The one-line version: statistics optimizes a model. Control theory designs a system that tolerates its model. Mechanical engineers build reliable things out of unreliable parts every day. Every resistor has tolerance, every bearing wears, turbulence is unpredictable. But a jet engine works because the system is designed for component failure, not against it.

The question for agent builders isn’t how to eliminate hallucination. It’s whether your architecture is self-correcting or open-loop.

FAQ

How do statisticians and control engineers differ on AI hallucination?

Statisticians treat hallucination as a model accuracy problem — reduce error rate through better data, training, and alignment. Control engineers treat it as a system design problem — assume permanent error and build detection, correction, and feedback loops around the model. Both are valid at different layers; most AI teams over-index on the statistical approach.

What is BIBO stability and how does it apply to AI systems?

BIBO (Bounded-Input, Bounded-Output) stability means a system produces outputs within acceptable ranges even when inputs are noisy or unpredictable. Applied to AI, it means designing agent architectures where component-level errors (hallucinations) don’t cause system-level failure — through output constraints, feedback loops, and competing heuristics that converge.

How does Doss handle AI reliability in enterprise operations?

Doss constrains every AI decision point to discrete, bounded outputs with measurable feedback. The system sets competing optimization targets — accuracy baselines plus resolution time limits — and converges toward governed optimal behavior through control-theoretic feedback loops. High-risk operations like order processing flag changes for human review automatically.

What is the decomposition approach to preventing hallucination?

Instead of asking an LLM to generate open-ended answers, break tasks into bounded steps: classify the question (LLM is fine), compute or retrieve the factual answer from a deterministic source (database, symbolic solver), then use the LLM only to present the result in natural language. The factual claim is pinned to a non-LLM truth source.

Can you build reliable AI agents if each step has a 5% error rate?

The standard calculation (0.95^10 = 60% success) assumes independent errors, but agent pipeline errors are correlated — each step’s output becomes the next step’s input. Control theory reframes this: the question isn’t per-step accuracy but whether the system architecture is stable (self-correcting) or unstable (error-amplifying). Architecture determines reliability more than component accuracy.

What industries does Doss serve with its AI-native operations platform?

Physical operations companies — retailers, food and beverage brands, consumer goods manufacturers — managing inventory, procurement, orders, and multiple sales channels. Customers include Verve Coffee, Eight Sleep, and Mezcla. The platform targets mid-market companies with $20M-$250M revenue, implementing in 3-4 months versus 12-24 months for traditional ERP.

What is the sandwich theory of determinism in AI system design?

Concrete inputs on one end, concrete outputs on the other, and freedom for the AI to work however it needs in the middle. You optimize the middle for speed and cost, not correctness. Correctness is enforced at the boundaries. This approach builds deterministic system behavior from probabilistic model components.

Why do software engineers keep re-deriving control theory for AI?

Most AI engineers come from ML and statistics backgrounds, not electrical or mechanical engineering. Control theory — which has solved bounded-output problems for over 200 years — isn’t in their training. Concepts like feedback loops, error propagation, convergence proofs, and BIBO stability are well-established in engineering disciplines but being rediscovered ad hoc in the AI agent community.

When should you use a human in the loop instead of autonomous AI?

When the output space is genuinely unbounded and you can’t decompose the task into discrete bounded steps. Open-ended generation in high-stakes domains — statistical writing, legal analysis, medical summaries — where errors require domain expertise to catch. The control-theoretic frame’s honest boundary: if you can’t bound the output, don’t pretend the system is reliable.

····················

## [QUESTIONS TO ANSWER]
1. Answer these questions using the passage on control theory and AI reliability.
(a) Which customers of Doss does the passage name?
(b) How long does the passage say the Doss platform takes to implement, compared with traditional ERP?
(c) For how many years does the passage say control theory has solved bounded-output problems?
2. In the passage on control theory and AI reliability, turn the paragraph beginning "Instead of asking an LLM" into a short list that keeps its main facts.
3. From the passage on control theory and AI reliability, extract the stretch from "Concrete inputs on" through "probabilistic model components.", word for word.

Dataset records

····················

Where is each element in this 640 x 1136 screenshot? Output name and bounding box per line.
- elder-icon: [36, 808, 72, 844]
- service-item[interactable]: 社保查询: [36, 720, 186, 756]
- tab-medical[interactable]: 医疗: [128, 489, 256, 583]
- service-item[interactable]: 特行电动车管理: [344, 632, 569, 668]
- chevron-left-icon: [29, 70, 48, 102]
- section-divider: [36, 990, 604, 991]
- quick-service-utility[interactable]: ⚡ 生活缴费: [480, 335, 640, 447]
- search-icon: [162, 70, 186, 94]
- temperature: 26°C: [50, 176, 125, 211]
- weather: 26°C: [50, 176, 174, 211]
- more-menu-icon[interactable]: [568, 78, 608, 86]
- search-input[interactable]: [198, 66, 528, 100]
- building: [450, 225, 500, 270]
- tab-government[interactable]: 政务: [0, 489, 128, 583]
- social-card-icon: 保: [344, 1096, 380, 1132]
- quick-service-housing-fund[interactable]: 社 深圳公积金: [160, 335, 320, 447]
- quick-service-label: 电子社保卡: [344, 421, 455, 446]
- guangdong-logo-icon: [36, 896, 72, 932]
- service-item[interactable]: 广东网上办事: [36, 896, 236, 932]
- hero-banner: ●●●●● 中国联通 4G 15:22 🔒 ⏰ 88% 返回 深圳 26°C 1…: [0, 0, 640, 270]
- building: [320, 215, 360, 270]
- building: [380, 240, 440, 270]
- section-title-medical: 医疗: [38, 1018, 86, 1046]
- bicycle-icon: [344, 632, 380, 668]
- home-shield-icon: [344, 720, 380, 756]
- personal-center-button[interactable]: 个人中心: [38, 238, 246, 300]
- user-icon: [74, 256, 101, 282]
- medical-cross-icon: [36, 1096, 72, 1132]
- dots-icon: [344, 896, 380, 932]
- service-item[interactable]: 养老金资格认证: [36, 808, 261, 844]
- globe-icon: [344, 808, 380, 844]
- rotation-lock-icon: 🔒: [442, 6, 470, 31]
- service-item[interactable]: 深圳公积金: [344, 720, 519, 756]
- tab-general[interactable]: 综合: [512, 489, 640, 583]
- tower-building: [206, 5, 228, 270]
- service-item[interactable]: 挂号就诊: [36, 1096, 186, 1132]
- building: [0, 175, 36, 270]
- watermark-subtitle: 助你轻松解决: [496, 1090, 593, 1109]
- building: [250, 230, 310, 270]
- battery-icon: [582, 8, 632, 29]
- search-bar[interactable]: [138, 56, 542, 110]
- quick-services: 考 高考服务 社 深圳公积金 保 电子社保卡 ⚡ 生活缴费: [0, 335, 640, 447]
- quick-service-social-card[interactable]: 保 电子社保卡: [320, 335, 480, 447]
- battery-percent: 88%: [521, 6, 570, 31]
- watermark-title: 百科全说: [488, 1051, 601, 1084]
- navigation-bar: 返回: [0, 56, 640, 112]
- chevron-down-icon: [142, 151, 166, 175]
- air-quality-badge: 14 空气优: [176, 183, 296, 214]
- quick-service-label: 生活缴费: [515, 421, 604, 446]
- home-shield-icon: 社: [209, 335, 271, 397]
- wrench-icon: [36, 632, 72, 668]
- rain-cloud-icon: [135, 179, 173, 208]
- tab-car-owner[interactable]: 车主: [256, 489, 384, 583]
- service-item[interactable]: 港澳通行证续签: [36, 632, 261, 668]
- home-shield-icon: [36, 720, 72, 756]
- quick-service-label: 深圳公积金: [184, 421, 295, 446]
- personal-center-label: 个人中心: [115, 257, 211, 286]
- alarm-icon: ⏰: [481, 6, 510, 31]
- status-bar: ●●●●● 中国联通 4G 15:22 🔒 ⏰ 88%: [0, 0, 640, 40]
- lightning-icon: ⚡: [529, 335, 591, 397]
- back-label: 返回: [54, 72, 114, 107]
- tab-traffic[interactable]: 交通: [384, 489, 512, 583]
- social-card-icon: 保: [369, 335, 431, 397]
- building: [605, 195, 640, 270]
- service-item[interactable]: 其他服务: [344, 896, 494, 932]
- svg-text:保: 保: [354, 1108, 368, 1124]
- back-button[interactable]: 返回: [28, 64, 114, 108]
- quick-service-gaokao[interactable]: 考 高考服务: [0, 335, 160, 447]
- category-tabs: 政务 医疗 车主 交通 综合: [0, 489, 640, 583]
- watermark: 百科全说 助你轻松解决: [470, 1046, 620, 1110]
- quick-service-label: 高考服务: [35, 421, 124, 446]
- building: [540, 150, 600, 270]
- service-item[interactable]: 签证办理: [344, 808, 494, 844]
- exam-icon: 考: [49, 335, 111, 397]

····················

## [EXERCISE RESPONSES]
1.
(a) Verve Coffee, Eight Sleep, and Mezcla.
(b) 3-4 months, compared with 12-24 months for traditional ERP.
(c) Over 200 years.

2.
Rather than having an LLM generate open-ended answers, split the task into bounded steps:
- Classify the question (an LLM is fine for this).
- Compute or retrieve the factual answer from a deterministic source, such as a database or symbolic solver.
- Use the LLM only to present the result in natural language.
- This pins the factual claim to a non-LLM truth source.

3.
Concrete inputs on one end, concrete outputs on the other, and freedom for the AI to work however it needs in the middle. You optimize the middle for speed and cost, not correctness. Correctness is enforced at the boundaries. This approach builds deterministic system behavior from probabilistic model components.